— WRITTEN TASK —
Lines containing the string "ciento" are to be collected in full.

— EXERCISE INPUT —
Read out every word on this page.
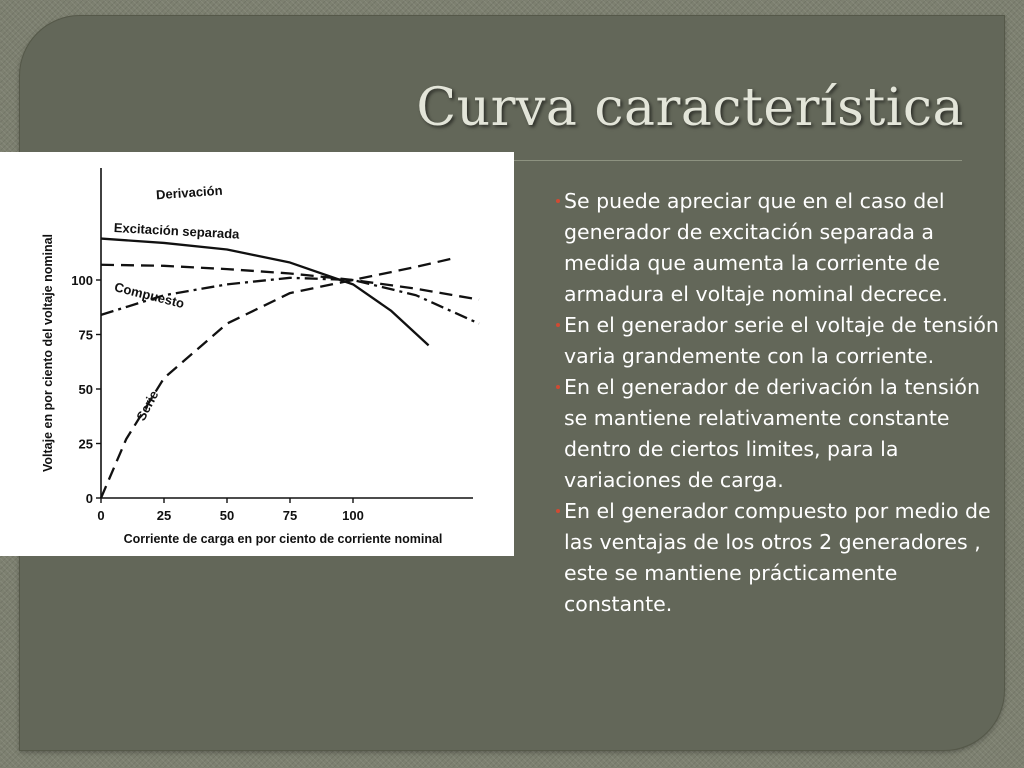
Curva característica
0	25	50	75	100
0
25
50
75
100
Corriente de carga en por ciento de corriente nominal
Voltaje en por ciento del voltaje nominal
Derivación
Excitación separada
Compuesto
Serie
Se puede apreciar que en el caso del generador de excitación separada a medida que aumenta la corriente de armadura el voltaje nominal decrece.
En el generador serie el voltaje de tensión varia grandemente con la corriente.
En el generador de derivación la tensión se mantiene relativamente constante dentro de ciertos limites, para la variaciones de carga.
En el generador compuesto por medio de las ventajas de los otros 2 generadores , este se mantiene prácticamente constante.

— ANSWER TO THIS PROBLEM —
Corriente de carga en por ciento de corriente nominal
Voltaje en por ciento del voltaje nominal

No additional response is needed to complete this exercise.